TASK DIRECTIONS → Within the records that follow, find every line containing the string "симметрия". Copy those lines.

# # # # #

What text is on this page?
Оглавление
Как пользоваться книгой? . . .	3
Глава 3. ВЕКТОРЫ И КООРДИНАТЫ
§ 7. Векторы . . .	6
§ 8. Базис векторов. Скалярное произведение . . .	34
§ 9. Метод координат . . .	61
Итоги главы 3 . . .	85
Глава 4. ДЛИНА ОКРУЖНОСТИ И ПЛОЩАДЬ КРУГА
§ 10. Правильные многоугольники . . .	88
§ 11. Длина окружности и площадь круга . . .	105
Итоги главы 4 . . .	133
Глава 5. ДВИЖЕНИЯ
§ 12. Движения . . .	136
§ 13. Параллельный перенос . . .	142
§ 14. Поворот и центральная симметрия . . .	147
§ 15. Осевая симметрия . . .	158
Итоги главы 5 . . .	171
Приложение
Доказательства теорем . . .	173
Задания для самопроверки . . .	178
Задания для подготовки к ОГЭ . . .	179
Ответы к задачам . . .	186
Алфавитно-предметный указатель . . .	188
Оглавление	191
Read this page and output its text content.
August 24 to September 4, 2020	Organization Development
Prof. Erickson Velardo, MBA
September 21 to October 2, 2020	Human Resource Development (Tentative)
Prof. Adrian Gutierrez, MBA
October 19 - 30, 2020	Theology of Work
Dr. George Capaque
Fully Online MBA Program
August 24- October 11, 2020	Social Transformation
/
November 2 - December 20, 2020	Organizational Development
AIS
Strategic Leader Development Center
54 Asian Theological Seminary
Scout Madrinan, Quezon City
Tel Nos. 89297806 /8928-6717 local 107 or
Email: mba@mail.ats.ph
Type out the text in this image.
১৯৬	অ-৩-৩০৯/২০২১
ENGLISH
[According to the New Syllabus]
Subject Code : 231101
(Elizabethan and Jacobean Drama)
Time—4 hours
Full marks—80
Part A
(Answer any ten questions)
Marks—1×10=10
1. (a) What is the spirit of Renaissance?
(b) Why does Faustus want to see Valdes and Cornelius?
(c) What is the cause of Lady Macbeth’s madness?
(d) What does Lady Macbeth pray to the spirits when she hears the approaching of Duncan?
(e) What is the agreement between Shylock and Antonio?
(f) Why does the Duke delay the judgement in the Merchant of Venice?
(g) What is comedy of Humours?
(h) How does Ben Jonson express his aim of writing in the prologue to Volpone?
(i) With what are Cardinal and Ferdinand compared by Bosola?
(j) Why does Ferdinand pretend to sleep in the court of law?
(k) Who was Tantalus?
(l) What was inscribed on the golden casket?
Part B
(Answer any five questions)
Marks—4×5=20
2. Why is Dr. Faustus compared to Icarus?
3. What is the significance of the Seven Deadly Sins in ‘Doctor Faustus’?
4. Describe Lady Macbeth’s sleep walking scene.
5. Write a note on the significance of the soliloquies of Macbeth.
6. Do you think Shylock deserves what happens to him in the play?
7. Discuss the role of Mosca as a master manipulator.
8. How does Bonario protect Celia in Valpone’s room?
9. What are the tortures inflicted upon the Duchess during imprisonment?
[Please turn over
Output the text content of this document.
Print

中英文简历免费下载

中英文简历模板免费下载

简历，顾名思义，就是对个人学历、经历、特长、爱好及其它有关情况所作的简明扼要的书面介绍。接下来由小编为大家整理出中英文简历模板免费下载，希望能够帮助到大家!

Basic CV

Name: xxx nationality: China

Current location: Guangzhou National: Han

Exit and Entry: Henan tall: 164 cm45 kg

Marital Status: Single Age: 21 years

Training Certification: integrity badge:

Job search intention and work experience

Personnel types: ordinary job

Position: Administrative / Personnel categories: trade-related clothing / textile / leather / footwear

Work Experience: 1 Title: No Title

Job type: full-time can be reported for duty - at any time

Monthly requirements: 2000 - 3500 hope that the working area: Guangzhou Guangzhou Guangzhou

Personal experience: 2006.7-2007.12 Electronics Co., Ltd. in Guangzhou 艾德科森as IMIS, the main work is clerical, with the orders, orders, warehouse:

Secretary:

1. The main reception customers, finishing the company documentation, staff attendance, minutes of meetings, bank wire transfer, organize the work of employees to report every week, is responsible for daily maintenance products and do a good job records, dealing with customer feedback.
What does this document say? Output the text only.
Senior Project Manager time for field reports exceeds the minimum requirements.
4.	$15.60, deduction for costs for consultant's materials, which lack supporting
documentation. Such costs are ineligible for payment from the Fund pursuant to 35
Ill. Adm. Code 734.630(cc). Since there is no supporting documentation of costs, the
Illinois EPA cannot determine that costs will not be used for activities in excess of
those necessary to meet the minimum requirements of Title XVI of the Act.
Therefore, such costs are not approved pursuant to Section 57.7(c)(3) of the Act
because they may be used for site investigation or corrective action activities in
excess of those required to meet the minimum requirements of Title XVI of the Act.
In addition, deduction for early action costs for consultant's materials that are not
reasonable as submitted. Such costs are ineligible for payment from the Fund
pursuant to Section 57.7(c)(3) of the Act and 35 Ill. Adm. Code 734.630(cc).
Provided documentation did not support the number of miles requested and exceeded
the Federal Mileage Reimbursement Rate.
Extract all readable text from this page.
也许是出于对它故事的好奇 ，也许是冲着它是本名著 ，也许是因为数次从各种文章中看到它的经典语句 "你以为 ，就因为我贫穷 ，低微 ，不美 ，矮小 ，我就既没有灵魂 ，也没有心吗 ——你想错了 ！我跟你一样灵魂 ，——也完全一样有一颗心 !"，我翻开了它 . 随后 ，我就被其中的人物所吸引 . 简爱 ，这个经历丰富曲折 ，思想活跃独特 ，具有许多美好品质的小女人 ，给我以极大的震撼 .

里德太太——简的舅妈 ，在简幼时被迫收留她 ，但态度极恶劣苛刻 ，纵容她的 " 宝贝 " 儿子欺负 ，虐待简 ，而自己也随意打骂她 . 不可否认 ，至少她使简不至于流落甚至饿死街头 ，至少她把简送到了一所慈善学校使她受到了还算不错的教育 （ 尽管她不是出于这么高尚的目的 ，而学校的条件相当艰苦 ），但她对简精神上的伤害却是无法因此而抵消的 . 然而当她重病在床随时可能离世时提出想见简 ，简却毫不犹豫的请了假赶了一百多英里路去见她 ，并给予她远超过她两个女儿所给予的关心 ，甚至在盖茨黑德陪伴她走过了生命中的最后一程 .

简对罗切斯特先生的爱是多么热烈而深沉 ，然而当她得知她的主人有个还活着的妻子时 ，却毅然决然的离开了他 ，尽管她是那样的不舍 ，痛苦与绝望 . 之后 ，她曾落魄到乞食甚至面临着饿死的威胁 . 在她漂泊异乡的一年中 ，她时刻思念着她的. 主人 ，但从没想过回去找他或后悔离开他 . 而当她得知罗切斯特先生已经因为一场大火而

# # # # #

WRITTEN REPLY →
§ 14. Поворот и центральная симметрия . . .	147
§ 15. Осевая симметрия . . .	158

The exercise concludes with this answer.